(begin)
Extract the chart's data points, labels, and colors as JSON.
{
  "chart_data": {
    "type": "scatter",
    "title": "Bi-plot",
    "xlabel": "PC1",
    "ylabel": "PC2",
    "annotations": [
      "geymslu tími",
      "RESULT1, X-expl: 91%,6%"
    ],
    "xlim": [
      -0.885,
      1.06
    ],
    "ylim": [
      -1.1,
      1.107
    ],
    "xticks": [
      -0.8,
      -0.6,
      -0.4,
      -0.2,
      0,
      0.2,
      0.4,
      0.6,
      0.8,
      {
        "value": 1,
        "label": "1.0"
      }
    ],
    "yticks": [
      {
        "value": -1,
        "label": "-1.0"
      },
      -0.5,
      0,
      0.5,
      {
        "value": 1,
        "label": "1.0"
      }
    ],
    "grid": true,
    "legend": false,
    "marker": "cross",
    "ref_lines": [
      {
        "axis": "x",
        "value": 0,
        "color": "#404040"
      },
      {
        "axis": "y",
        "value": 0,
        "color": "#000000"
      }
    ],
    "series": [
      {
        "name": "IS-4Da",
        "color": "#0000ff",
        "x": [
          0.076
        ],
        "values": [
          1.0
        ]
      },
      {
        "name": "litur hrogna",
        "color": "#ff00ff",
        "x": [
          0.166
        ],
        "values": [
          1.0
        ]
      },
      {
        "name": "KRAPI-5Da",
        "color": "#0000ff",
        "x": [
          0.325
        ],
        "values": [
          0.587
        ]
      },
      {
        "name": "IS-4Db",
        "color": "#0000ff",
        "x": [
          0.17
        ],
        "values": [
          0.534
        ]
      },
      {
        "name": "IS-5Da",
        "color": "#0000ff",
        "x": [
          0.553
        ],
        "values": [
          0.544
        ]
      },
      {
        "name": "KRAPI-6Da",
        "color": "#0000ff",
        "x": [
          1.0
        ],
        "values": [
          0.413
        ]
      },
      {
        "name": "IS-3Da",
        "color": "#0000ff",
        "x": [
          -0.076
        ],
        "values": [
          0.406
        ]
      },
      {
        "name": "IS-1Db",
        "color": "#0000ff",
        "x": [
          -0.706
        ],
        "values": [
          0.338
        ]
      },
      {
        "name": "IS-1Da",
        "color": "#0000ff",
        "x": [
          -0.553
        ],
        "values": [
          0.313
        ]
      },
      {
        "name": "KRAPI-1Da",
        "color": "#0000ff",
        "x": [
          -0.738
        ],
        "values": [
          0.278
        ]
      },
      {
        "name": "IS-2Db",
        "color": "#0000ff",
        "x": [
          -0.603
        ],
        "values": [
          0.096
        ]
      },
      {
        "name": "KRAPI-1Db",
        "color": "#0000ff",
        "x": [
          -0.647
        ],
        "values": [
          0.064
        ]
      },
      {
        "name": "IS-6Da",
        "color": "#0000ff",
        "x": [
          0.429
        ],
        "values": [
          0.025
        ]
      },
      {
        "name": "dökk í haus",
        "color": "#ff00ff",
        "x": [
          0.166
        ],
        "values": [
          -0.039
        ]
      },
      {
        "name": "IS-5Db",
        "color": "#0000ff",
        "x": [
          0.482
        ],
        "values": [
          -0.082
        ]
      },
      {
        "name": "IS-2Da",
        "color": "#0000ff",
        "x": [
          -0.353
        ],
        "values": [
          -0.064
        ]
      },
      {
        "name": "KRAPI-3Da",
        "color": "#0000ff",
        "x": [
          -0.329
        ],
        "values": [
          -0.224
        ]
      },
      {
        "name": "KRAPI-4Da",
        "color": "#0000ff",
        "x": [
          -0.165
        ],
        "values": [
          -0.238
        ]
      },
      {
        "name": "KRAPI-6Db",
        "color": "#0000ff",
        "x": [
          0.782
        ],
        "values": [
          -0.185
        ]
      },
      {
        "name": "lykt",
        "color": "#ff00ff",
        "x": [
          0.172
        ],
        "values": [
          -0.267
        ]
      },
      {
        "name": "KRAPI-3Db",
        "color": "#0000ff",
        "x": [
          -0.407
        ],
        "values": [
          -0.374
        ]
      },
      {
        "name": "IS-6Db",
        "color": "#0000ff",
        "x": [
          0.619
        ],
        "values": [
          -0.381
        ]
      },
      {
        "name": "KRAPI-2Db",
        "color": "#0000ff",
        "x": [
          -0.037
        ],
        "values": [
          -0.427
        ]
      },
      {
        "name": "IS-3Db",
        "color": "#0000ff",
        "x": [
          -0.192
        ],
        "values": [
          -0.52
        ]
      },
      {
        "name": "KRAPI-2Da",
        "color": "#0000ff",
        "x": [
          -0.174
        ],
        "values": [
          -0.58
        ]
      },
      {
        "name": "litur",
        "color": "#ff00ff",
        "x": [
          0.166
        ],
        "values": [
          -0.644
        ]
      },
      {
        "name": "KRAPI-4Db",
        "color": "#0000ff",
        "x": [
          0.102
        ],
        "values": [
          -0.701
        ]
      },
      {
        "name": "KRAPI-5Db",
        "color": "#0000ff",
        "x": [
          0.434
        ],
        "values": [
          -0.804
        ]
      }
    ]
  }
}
(end)
_TASK TO COMPLETE_: Write the material out again in its entirety, exactly as shown.

_FINAL ANSWER_:
Extract the chart's data points, labels, and colors as JSON.
{
  "chart_data": {
    "type": "scatter",
    "title": "Bi-plot",
    "xlabel": "PC1",
    "ylabel": "PC2",
    "annotations": [
      "geymslu tími",
      "RESULT1, X-expl: 91%,6%"
    ],
    "xlim": [
      -0.885,
      1.06
    ],
    "ylim": [
      -1.1,
      1.107
    ],
    "xticks": [
      -0.8,
      -0.6,
      -0.4,
      -0.2,
      0,
      0.2,
      0.4,
      0.6,
      0.8,
      {
        "value": 1,
        "label": "1.0"
      }
    ],
    "yticks": [
      {
        "value": -1,
        "label": "-1.0"
      },
      -0.5,
      0,
      0.5,
      {
        "value": 1,
        "label": "1.0"
      }
    ],
    "grid": true,
    "legend": false,
    "marker": "cross",
    "ref_lines": [
      {
        "axis": "x",
        "value": 0,
        "color": "#404040"
      },
      {
        "axis": "y",
        "value": 0,
        "color": "#000000"
      }
    ],
    "series": [
      {
        "name": "IS-4Da",
        "color": "#0000ff",
        "x": [
          0.076
        ],
        "values": [
          1.0
        ]
      },
      {
        "name": "litur hrogna",
        "color": "#ff00ff",
        "x": [
          0.166
        ],
        "values": [
          1.0
        ]
      },
      {
        "name": "KRAPI-5Da",
        "color": "#0000ff",
        "x": [
          0.325
        ],
        "values": [
          0.587
        ]
      },
      {
        "name": "IS-4Db",
        "color": "#0000ff",
        "x": [
          0.17
        ],
        "values": [
          0.534
        ]
      },
      {
        "name": "IS-5Da",
        "color": "#0000ff",
        "x": [
          0.553
        ],
        "values": [
          0.544
        ]
      },
      {
        "name": "KRAPI-6Da",
        "color": "#0000ff",
        "x": [
          1.0
        ],
        "values": [
          0.413
        ]
      },
      {
        "name": "IS-3Da",
        "color": "#0000ff",
        "x": [
          -0.076
        ],
        "values": [
          0.406
        ]
      },
      {
        "name": "IS-1Db",
        "color": "#0000ff",
        "x": [
          -0.706
        ],
        "values": [
          0.338
        ]
      },
      {
        "name": "IS-1Da",
        "color": "#0000ff",
        "x": [
          -0.553
        ],
        "values": [
          0.313
        ]
      },
      {
        "name": "KRAPI-1Da",
        "color": "#0000ff",
        "x": [
          -0.738
        ],
        "values": [
          0.278
        ]
      },
      {
        "name": "IS-2Db",
        "color": "#0000ff",
        "x": [
          -0.603
        ],
        "values": [
          0.096
        ]
      },
      {
        "name": "KRAPI-1Db",
        "color": "#0000ff",
        "x": [
          -0.647
        ],
        "values": [
          0.064
        ]
      },
      {
        "name": "IS-6Da",
        "color": "#0000ff",
        "x": [
          0.429
        ],
        "values": [
          0.025
        ]
      },
      {
        "name": "dökk í haus",
        "color": "#ff00ff",
        "x": [
          0.166
        ],
        "values": [
          -0.039
        ]
      },
      {
        "name": "IS-5Db",
        "color": "#0000ff",
        "x": [
          0.482
        ],
        "values": [
          -0.082
        ]
      },
      {
        "name": "IS-2Da",
        "color": "#0000ff",
        "x": [
          -0.353
        ],
        "values": [
          -0.064
        ]
      },
      {
        "name": "KRAPI-3Da",
        "color": "#0000ff",
        "x": [
          -0.329
        ],
        "values": [
          -0.224
        ]
      },
      {
        "name": "KRAPI-4Da",
        "color": "#0000ff",
        "x": [
          -0.165
        ],
        "values": [
          -0.238
        ]
      },
      {
        "name": "KRAPI-6Db",
        "color": "#0000ff",
        "x": [
          0.782
        ],
        "values": [
          -0.185
        ]
      },
      {
        "name": "lykt",
        "color": "#ff00ff",
        "x": [
          0.172
        ],
        "values": [
          -0.267
        ]
      },
      {
        "name": "KRAPI-3Db",
        "color": "#0000ff",
        "x": [
          -0.407
        ],
        "values": [
          -0.374
        ]
      },
      {
        "name": "IS-6Db",
        "color": "#0000ff",
        "x": [
          0.619
        ],
        "values": [
          -0.381
        ]
      },
      {
        "name": "KRAPI-2Db",
        "color": "#0000ff",
        "x": [
          -0.037
        ],
        "values": [
          -0.427
        ]
      },
      {
        "name": "IS-3Db",
        "color": "#0000ff",
        "x": [
          -0.192
        ],
        "values": [
          -0.52
        ]
      },
      {
        "name": "KRAPI-2Da",
        "color": "#0000ff",
        "x": [
          -0.174
        ],
        "values": [
          -0.58
        ]
      },
      {
        "name": "litur",
        "color": "#ff00ff",
        "x": [
          0.166
        ],
        "values": [
          -0.644
        ]
      },
      {
        "name": "KRAPI-4Db",
        "color": "#0000ff",
        "x": [
          0.102
        ],
        "values": [
          -0.701
        ]
      },
      {
        "name": "KRAPI-5Db",
        "color": "#0000ff",
        "x": [
          0.434
        ],
        "values": [
          -0.804
        ]
      }
    ]
  }
}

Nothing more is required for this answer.